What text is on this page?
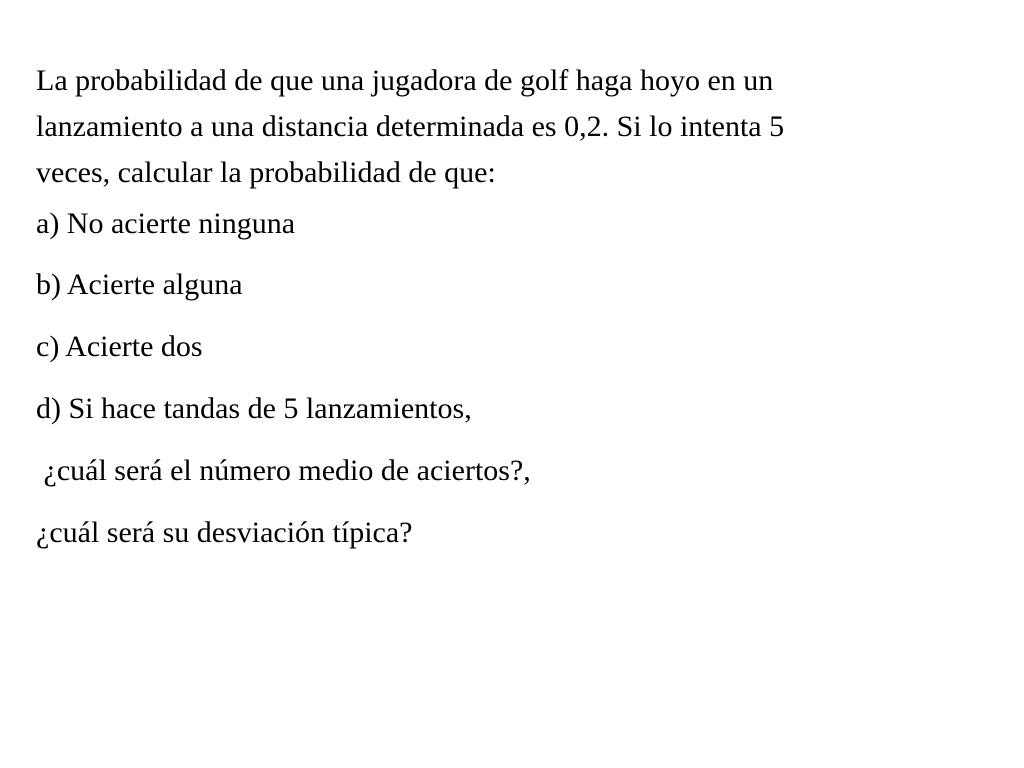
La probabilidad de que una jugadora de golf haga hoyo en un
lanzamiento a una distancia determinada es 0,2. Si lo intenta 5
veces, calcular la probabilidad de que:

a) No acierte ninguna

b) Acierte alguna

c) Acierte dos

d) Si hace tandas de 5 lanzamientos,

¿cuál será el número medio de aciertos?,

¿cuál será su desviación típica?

■ ■ ■

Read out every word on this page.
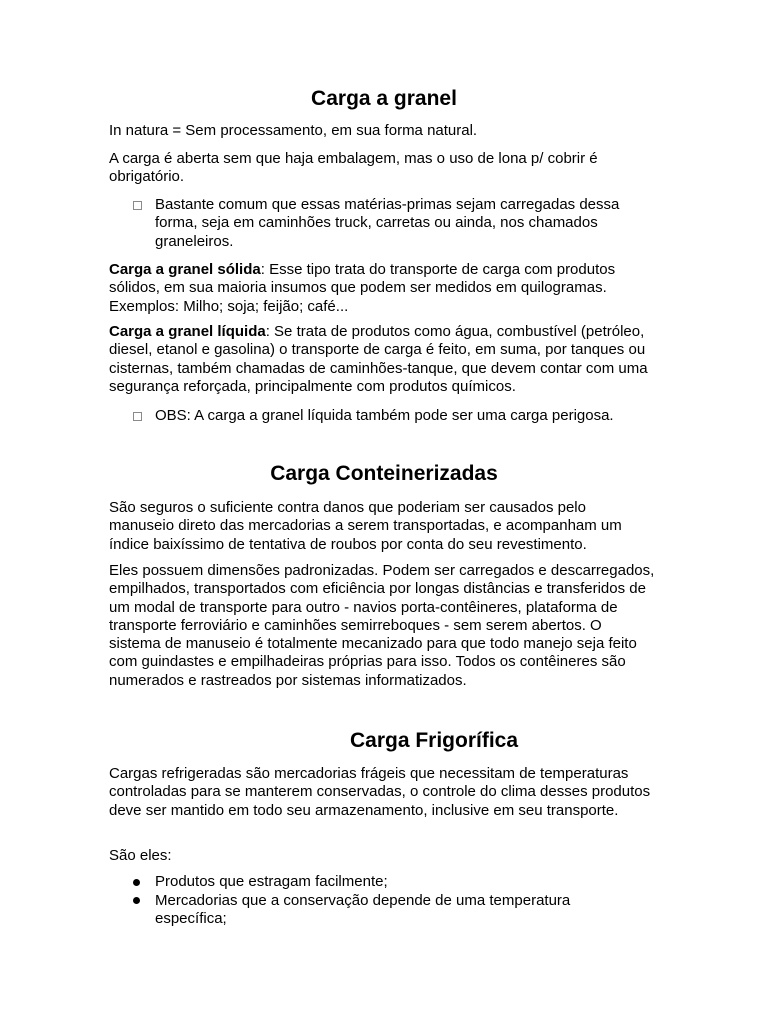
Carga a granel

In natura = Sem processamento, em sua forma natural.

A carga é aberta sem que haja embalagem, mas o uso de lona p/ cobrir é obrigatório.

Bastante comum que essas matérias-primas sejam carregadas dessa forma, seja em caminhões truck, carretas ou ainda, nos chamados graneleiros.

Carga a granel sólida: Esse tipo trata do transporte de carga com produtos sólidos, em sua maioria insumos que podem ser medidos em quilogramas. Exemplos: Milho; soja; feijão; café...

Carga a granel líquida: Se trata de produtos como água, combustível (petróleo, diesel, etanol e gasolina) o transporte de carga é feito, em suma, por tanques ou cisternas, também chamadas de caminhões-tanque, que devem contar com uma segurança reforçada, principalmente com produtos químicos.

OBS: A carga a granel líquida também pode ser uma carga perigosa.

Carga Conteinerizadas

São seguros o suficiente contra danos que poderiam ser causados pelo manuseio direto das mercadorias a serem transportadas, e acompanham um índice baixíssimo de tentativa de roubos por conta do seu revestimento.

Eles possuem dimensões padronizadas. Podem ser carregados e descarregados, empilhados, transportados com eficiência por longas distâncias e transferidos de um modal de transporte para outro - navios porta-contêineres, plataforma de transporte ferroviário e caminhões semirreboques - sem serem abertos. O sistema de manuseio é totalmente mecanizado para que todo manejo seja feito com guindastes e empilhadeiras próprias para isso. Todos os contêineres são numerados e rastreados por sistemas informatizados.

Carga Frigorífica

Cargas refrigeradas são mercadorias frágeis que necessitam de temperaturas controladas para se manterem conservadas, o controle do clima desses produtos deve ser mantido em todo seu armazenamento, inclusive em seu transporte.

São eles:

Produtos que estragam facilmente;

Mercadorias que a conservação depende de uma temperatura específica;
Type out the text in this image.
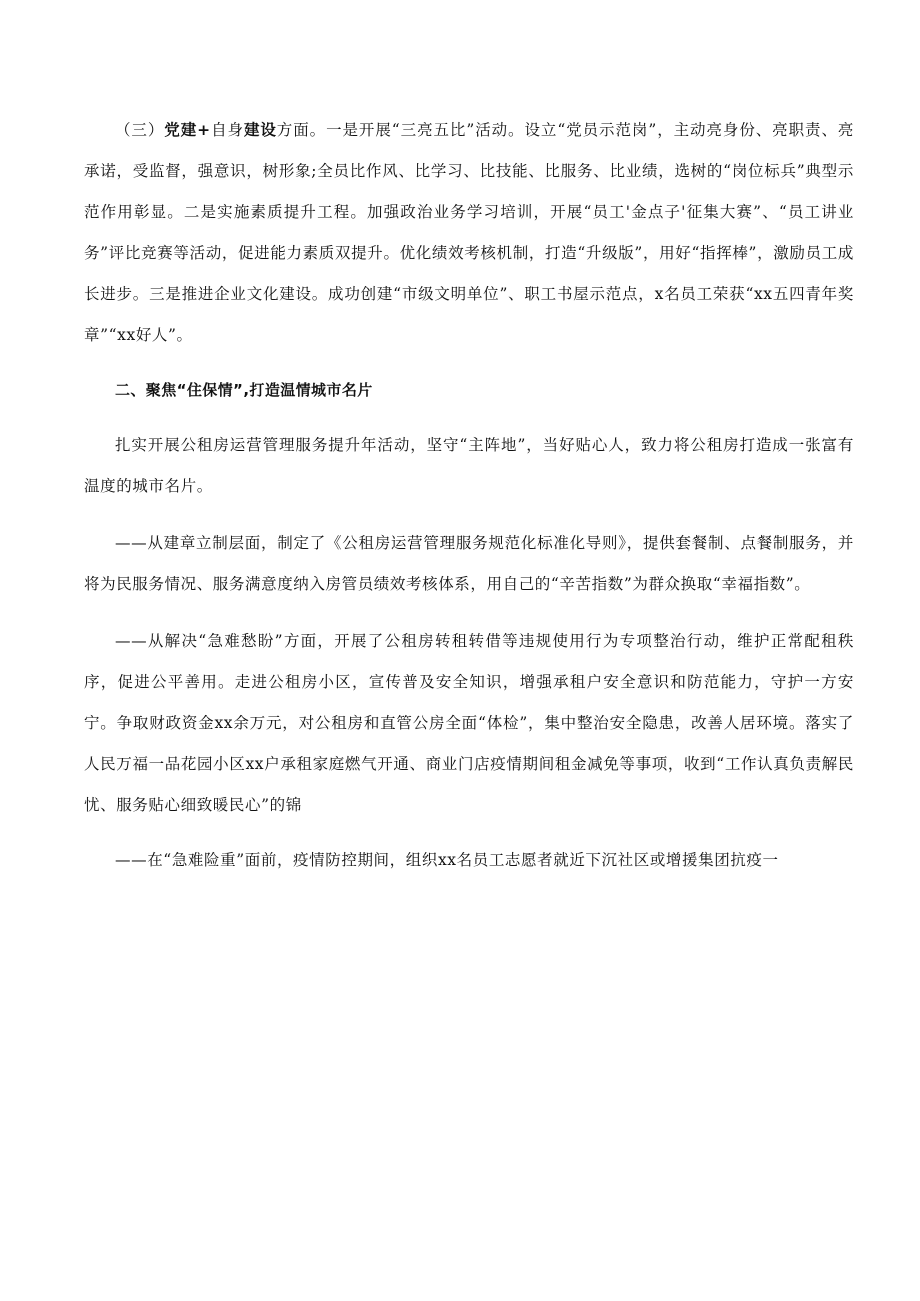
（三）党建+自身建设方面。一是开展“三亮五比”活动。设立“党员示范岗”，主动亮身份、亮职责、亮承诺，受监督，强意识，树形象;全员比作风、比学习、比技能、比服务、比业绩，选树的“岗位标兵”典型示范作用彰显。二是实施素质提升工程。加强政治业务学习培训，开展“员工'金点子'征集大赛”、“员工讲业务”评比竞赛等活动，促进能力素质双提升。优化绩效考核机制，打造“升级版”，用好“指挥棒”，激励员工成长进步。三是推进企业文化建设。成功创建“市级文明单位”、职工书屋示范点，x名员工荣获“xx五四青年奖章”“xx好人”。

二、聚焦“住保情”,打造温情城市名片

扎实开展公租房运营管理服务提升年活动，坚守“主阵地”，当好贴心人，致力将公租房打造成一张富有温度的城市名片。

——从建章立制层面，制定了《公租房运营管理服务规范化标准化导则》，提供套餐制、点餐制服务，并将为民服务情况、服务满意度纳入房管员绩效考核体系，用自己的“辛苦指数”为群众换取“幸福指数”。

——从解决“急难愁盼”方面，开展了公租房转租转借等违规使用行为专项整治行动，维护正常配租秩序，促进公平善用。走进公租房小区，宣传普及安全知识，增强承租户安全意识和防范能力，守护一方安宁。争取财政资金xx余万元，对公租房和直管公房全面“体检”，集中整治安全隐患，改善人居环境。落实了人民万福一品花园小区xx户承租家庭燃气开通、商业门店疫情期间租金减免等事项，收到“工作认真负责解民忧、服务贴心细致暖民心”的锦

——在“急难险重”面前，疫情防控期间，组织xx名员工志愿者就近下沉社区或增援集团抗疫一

■ ■ ■

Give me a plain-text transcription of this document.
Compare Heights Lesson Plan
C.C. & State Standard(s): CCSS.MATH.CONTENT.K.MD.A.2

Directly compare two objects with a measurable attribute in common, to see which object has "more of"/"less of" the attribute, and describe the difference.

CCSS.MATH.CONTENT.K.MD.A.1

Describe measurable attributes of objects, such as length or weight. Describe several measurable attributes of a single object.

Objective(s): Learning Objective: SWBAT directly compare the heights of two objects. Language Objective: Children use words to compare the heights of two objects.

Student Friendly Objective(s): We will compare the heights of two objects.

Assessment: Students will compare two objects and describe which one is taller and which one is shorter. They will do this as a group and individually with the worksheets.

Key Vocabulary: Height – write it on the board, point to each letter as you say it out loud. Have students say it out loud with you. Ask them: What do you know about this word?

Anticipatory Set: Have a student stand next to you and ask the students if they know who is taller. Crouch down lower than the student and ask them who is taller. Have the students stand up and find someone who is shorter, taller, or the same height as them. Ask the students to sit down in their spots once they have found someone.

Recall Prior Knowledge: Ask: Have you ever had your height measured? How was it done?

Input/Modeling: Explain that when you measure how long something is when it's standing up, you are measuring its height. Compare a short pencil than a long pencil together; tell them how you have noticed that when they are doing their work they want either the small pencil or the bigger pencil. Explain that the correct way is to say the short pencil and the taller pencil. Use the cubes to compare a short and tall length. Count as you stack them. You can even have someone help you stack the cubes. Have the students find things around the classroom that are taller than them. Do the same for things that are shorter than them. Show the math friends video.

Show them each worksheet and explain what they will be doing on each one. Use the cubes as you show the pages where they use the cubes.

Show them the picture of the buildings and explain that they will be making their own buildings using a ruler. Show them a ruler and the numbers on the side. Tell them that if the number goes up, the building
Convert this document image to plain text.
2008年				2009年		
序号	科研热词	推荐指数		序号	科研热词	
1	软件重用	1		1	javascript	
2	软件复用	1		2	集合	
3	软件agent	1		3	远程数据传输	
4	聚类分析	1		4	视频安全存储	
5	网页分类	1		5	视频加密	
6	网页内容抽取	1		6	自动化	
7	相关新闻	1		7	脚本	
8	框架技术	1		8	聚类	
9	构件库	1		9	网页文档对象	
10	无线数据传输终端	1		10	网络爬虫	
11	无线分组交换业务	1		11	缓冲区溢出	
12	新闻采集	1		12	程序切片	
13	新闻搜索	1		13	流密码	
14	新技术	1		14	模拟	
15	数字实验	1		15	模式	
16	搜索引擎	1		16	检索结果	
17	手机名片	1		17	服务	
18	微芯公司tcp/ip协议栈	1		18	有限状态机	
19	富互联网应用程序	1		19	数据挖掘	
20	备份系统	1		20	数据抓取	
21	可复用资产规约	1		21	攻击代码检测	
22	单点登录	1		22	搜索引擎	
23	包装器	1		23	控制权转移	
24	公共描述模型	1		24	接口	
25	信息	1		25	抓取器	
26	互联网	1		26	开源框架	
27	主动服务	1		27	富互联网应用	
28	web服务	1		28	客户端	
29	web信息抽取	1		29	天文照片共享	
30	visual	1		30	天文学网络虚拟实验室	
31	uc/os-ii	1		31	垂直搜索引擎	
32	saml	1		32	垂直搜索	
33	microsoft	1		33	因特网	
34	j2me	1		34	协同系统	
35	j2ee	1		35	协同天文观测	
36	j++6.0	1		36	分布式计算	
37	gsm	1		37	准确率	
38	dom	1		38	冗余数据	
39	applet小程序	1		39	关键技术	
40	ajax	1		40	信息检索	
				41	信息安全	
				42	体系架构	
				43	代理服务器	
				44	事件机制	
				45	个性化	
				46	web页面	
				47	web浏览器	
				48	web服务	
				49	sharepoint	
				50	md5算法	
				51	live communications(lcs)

■ ■ ■

THE PROBLEM
Scan the lines for the string "todo". Copy out each line that matches.

TASK RESULT
Eles possuem dimensões padronizadas. Podem ser carregados e descarregados, empilhados, transportados com eficiência por longas distâncias e transferidos de um modal de transporte para outro - navios porta-contêineres, plataforma de transporte ferroviário e caminhões semirreboques - sem serem abertos. O sistema de manuseio é totalmente mecanizado para que todo manejo seja feito com guindastes e empilhadeiras próprias para isso. Todos os contêineres são numerados e rastreados por sistemas informatizados.
Cargas refrigeradas são mercadorias frágeis que necessitam de temperaturas controladas para se manterem conservadas, o controle do clima desses produtos deve ser mantido em todo seu armazenamento, inclusive em seu transporte.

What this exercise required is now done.